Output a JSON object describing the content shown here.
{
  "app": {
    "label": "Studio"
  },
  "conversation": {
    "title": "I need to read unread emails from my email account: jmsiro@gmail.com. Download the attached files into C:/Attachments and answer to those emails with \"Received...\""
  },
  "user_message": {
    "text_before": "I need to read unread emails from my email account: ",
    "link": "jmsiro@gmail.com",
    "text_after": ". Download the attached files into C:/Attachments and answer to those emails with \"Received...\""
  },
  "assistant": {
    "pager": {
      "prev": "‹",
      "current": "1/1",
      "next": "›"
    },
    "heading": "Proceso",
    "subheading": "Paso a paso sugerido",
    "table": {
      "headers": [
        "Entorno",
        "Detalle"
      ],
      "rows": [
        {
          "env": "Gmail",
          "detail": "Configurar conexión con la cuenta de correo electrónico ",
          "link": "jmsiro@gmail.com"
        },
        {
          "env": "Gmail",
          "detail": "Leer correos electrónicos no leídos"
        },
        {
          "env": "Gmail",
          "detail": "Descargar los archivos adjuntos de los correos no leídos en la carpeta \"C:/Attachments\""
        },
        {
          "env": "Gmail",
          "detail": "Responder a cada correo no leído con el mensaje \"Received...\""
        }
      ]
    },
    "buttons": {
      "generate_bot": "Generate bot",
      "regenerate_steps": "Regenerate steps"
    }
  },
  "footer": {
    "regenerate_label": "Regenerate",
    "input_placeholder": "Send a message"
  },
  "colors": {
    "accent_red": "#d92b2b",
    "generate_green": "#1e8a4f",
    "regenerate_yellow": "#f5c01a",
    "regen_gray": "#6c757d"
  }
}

---------------

Exercise prompt -
Scan the material above for the word "those". Copy each line where it occurs.

Final result -
    "title": "I need to read unread emails from my email account: jmsiro@gmail.com. Download the attached files into C:/Attachments and answer to those emails with \"Received...\""
    "text_after": ". Download the attached files into C:/Attachments and answer to those emails with \"Received...\""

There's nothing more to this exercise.